# TASK
Read through the entries below and return each line with the word "Configuration".
[begin INFORMATION SUPPLIED]
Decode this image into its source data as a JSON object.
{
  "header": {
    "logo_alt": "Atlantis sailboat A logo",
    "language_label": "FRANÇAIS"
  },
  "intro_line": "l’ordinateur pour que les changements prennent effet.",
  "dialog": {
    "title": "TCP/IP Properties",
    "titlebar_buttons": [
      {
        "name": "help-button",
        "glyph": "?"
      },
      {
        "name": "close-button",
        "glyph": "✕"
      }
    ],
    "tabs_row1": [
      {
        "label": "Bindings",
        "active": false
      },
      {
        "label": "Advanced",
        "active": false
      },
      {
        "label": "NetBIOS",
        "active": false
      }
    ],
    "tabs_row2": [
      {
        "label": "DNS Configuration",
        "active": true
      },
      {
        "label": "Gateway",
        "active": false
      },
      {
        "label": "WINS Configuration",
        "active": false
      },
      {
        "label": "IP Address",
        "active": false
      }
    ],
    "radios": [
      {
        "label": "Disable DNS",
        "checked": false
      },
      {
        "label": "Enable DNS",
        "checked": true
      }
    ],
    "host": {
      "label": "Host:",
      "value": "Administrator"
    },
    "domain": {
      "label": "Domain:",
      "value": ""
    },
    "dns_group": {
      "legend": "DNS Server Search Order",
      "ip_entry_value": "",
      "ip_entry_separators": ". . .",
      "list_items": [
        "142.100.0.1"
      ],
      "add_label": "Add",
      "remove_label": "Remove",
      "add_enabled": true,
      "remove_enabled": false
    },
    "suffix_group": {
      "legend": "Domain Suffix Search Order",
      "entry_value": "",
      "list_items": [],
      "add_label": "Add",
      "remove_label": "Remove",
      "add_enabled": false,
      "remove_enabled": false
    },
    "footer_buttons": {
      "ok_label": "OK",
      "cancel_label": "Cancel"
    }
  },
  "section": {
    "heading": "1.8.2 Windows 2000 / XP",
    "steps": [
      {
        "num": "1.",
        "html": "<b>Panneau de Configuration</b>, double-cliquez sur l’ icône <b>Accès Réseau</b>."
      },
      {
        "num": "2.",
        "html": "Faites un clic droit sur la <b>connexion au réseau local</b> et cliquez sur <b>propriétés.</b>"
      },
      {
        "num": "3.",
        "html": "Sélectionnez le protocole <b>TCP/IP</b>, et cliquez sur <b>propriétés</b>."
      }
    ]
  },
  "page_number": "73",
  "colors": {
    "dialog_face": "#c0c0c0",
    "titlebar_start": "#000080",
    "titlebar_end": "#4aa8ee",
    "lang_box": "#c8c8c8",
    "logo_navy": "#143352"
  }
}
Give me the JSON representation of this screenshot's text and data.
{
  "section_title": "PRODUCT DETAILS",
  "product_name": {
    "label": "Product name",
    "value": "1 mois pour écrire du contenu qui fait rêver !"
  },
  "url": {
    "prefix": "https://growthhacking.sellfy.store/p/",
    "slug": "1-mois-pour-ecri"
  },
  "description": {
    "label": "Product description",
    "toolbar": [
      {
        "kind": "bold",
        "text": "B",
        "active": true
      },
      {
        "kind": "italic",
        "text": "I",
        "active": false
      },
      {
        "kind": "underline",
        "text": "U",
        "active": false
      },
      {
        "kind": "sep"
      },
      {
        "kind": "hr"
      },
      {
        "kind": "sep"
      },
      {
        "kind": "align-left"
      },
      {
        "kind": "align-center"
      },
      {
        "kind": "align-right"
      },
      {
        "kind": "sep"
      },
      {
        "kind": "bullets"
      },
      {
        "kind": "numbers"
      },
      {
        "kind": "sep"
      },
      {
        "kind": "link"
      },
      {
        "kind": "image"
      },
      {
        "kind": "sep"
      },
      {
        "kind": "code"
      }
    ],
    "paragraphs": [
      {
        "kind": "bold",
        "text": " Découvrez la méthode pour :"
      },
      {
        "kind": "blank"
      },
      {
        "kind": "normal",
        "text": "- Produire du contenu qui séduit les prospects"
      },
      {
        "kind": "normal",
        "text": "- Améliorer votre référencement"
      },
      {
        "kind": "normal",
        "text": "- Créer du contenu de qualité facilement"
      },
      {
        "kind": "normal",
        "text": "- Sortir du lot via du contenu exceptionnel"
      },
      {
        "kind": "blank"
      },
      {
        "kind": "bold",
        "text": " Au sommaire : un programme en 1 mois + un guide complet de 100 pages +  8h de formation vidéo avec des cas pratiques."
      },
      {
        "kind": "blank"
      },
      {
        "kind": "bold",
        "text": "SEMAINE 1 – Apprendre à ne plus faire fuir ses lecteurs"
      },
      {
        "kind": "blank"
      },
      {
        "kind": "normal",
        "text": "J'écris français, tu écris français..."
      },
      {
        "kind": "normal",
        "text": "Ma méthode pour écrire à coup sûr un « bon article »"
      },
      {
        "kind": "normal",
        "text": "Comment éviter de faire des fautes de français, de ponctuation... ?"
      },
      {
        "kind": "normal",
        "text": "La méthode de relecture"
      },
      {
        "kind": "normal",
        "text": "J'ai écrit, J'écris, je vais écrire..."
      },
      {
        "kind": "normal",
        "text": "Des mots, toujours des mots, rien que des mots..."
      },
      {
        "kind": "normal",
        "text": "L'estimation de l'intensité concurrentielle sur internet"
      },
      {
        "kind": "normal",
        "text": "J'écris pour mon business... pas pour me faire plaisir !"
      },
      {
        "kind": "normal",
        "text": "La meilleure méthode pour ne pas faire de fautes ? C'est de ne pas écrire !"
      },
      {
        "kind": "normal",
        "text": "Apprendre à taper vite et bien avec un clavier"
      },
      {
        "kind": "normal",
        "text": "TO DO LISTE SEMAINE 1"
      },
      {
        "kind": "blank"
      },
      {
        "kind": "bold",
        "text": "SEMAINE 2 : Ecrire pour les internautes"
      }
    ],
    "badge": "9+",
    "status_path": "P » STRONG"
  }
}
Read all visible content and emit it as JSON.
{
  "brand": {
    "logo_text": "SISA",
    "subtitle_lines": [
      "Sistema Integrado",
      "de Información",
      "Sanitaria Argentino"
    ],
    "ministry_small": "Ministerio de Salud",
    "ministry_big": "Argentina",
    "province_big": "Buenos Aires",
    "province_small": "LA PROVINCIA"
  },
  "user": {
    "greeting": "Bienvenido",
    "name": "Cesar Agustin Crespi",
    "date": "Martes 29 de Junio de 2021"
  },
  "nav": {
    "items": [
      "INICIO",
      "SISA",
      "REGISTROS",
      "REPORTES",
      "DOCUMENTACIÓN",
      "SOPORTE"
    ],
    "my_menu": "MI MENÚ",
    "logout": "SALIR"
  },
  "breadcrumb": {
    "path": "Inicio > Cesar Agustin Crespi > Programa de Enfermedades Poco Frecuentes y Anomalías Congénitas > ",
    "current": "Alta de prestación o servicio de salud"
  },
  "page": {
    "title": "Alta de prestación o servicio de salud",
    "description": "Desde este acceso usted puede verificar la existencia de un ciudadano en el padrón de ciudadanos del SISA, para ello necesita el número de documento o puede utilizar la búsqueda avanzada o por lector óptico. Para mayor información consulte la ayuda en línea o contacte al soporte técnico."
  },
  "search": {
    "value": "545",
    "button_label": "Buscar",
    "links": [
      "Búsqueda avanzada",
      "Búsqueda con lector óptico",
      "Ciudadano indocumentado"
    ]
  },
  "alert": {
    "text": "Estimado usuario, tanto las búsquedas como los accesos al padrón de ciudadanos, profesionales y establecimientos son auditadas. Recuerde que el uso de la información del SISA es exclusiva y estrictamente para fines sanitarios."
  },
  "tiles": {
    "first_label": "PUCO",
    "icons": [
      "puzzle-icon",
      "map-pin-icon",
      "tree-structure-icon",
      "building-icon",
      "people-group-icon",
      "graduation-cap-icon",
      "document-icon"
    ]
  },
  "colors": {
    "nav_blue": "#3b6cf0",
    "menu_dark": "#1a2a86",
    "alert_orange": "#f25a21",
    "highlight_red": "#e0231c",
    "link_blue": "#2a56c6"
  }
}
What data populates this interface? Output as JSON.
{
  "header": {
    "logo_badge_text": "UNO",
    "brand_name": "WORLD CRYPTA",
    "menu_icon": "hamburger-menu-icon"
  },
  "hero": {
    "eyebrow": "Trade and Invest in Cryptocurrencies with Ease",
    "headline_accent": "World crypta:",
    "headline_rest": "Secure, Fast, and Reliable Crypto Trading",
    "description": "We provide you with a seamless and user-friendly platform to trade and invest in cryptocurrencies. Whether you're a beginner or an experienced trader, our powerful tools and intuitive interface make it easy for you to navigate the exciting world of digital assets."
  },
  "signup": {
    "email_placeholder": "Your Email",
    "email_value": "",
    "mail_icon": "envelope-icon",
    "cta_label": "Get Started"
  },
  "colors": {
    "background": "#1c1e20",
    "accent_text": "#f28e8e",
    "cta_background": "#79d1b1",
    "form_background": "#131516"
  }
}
[end INFORMATION SUPPLIED]
# WRITTEN ANSWER
        "label": "DNS Configuration",
        "label": "WINS Configuration",
        "html": "<b>Panneau de Configuration</b>, double-cliquez sur l’ icône <b>Accès Réseau</b>."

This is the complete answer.